» LISTING:
— Start —

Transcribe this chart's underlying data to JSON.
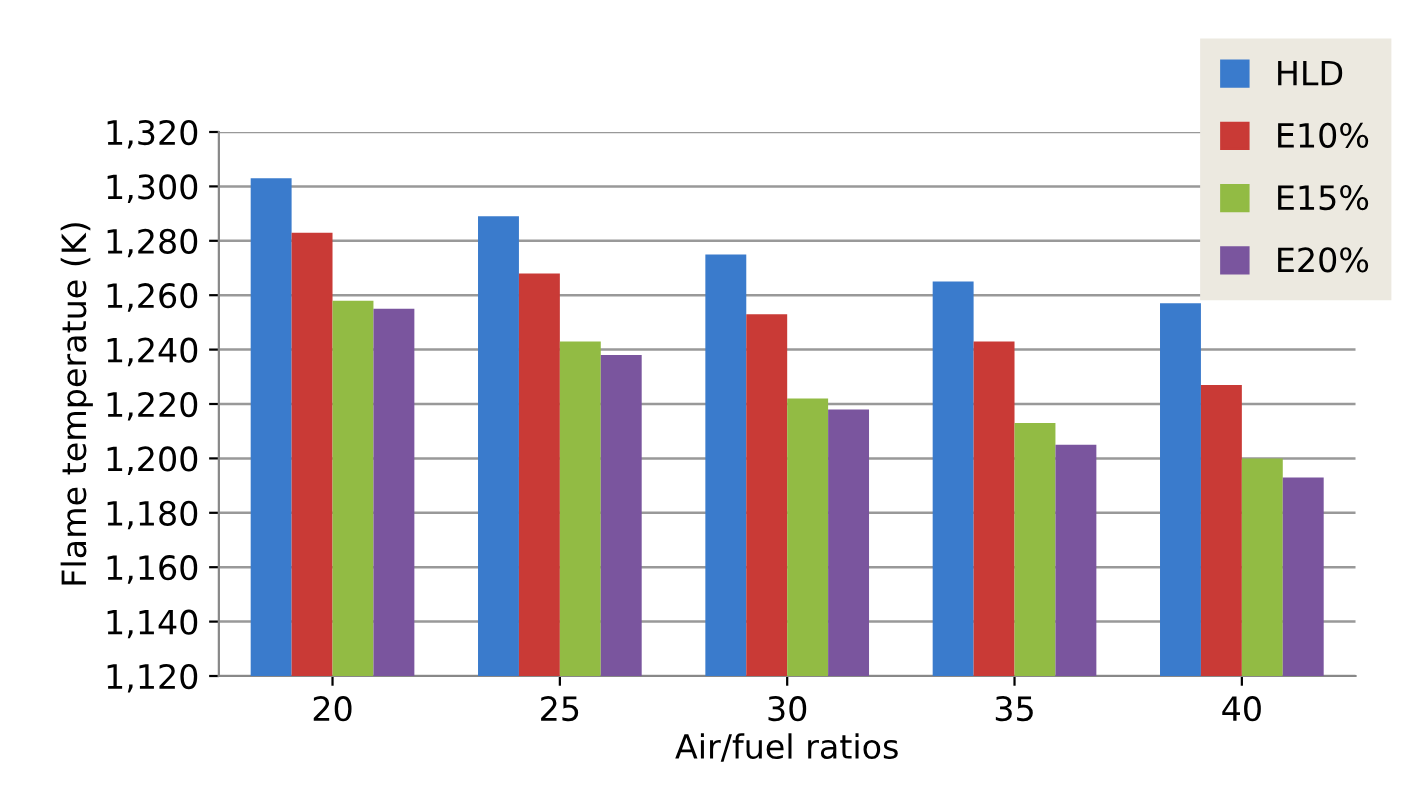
{
  "chart_data": {
    "type": "bar",
    "xlabel": "Air/fuel ratios",
    "ylabel": "Flame temperatue (K)",
    "categories": [
      "20",
      "25",
      "30",
      "35",
      "40"
    ],
    "series": [
      {
        "name": "HLD",
        "color": "#3a7bcc",
        "values": [
          1303,
          1289,
          1275,
          1265,
          1257
        ]
      },
      {
        "name": "E10%",
        "color": "#c93a36",
        "values": [
          1283,
          1268,
          1253,
          1243,
          1227
        ]
      },
      {
        "name": "E15%",
        "color": "#92bb44",
        "values": [
          1258,
          1243,
          1222,
          1213,
          1200
        ]
      },
      {
        "name": "E20%",
        "color": "#7a559e",
        "values": [
          1255,
          1238,
          1218,
          1205,
          1193
        ]
      }
    ],
    "ylim": [
      1120,
      1320
    ],
    "yticks": [
      {
        "value": 1120,
        "label": "1,120"
      },
      {
        "value": 1140,
        "label": "1,140"
      },
      {
        "value": 1160,
        "label": "1,160"
      },
      {
        "value": 1180,
        "label": "1,180"
      },
      {
        "value": 1200,
        "label": "1,200"
      },
      {
        "value": 1220,
        "label": "1,220"
      },
      {
        "value": 1240,
        "label": "1,240"
      },
      {
        "value": 1260,
        "label": "1,260"
      },
      {
        "value": 1280,
        "label": "1,280"
      },
      {
        "value": 1300,
        "label": "1,300"
      },
      {
        "value": 1320,
        "label": "1,320"
      }
    ],
    "grid": "y",
    "legend": "top right"
  }
}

— End —

» PROMPT:
Gather each line in the data that holds the string "color".

» RESULT:
        "color": "#3a7bcc",
        "color": "#c93a36",
        "color": "#92bb44",
        "color": "#7a559e",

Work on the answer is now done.